— START —
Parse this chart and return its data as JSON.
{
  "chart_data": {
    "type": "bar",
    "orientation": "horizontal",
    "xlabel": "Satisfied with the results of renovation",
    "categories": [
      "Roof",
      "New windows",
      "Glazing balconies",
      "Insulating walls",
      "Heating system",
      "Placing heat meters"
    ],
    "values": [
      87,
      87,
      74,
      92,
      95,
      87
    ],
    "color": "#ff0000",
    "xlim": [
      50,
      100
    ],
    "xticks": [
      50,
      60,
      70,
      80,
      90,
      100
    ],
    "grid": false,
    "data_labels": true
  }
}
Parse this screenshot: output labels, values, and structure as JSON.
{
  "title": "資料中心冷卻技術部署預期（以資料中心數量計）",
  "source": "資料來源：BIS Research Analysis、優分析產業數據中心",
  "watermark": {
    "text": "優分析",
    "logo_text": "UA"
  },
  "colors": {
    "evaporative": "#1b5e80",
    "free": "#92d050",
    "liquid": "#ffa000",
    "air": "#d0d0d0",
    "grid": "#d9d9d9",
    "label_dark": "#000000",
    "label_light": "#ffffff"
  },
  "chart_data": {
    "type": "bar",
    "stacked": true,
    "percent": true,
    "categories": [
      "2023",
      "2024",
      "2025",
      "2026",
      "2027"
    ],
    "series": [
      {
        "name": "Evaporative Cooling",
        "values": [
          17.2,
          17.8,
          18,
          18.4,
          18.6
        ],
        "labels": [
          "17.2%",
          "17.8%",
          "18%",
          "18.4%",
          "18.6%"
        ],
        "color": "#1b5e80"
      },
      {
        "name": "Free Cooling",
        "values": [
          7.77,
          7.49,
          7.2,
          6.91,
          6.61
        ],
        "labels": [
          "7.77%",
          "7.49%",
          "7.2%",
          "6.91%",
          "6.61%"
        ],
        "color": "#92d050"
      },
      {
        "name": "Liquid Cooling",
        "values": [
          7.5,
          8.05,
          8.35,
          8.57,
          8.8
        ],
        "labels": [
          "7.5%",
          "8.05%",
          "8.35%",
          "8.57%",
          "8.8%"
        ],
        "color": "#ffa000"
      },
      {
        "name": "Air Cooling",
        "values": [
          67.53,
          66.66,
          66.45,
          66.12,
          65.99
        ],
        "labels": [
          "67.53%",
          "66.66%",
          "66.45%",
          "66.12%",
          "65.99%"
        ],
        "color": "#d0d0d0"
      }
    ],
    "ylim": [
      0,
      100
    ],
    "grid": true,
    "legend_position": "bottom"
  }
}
— END —
Stated task ::
Repeat each of the entries above precisely as given.

Solved problem ::
Parse this chart and return its data as JSON.
{
  "chart_data": {
    "type": "bar",
    "orientation": "horizontal",
    "xlabel": "Satisfied with the results of renovation",
    "categories": [
      "Roof",
      "New windows",
      "Glazing balconies",
      "Insulating walls",
      "Heating system",
      "Placing heat meters"
    ],
    "values": [
      87,
      87,
      74,
      92,
      95,
      87
    ],
    "color": "#ff0000",
    "xlim": [
      50,
      100
    ],
    "xticks": [
      50,
      60,
      70,
      80,
      90,
      100
    ],
    "grid": false,
    "data_labels": true
  }
}
Parse this screenshot: output labels, values, and structure as JSON.
{
  "title": "資料中心冷卻技術部署預期（以資料中心數量計）",
  "source": "資料來源：BIS Research Analysis、優分析產業數據中心",
  "watermark": {
    "text": "優分析",
    "logo_text": "UA"
  },
  "colors": {
    "evaporative": "#1b5e80",
    "free": "#92d050",
    "liquid": "#ffa000",
    "air": "#d0d0d0",
    "grid": "#d9d9d9",
    "label_dark": "#000000",
    "label_light": "#ffffff"
  },
  "chart_data": {
    "type": "bar",
    "stacked": true,
    "percent": true,
    "categories": [
      "2023",
      "2024",
      "2025",
      "2026",
      "2027"
    ],
    "series": [
      {
        "name": "Evaporative Cooling",
        "values": [
          17.2,
          17.8,
          18,
          18.4,
          18.6
        ],
        "labels": [
          "17.2%",
          "17.8%",
          "18%",
          "18.4%",
          "18.6%"
        ],
        "color": "#1b5e80"
      },
      {
        "name": "Free Cooling",
        "values": [
          7.77,
          7.49,
          7.2,
          6.91,
          6.61
        ],
        "labels": [
          "7.77%",
          "7.49%",
          "7.2%",
          "6.91%",
          "6.61%"
        ],
        "color": "#92d050"
      },
      {
        "name": "Liquid Cooling",
        "values": [
          7.5,
          8.05,
          8.35,
          8.57,
          8.8
        ],
        "labels": [
          "7.5%",
          "8.05%",
          "8.35%",
          "8.57%",
          "8.8%"
        ],
        "color": "#ffa000"
      },
      {
        "name": "Air Cooling",
        "values": [
          67.53,
          66.66,
          66.45,
          66.12,
          65.99
        ],
        "labels": [
          "67.53%",
          "66.66%",
          "66.45%",
          "66.12%",
          "65.99%"
        ],
        "color": "#d0d0d0"
      }
    ],
    "ylim": [
      0,
      100
    ],
    "grid": true,
    "legend_position": "bottom"
  }
}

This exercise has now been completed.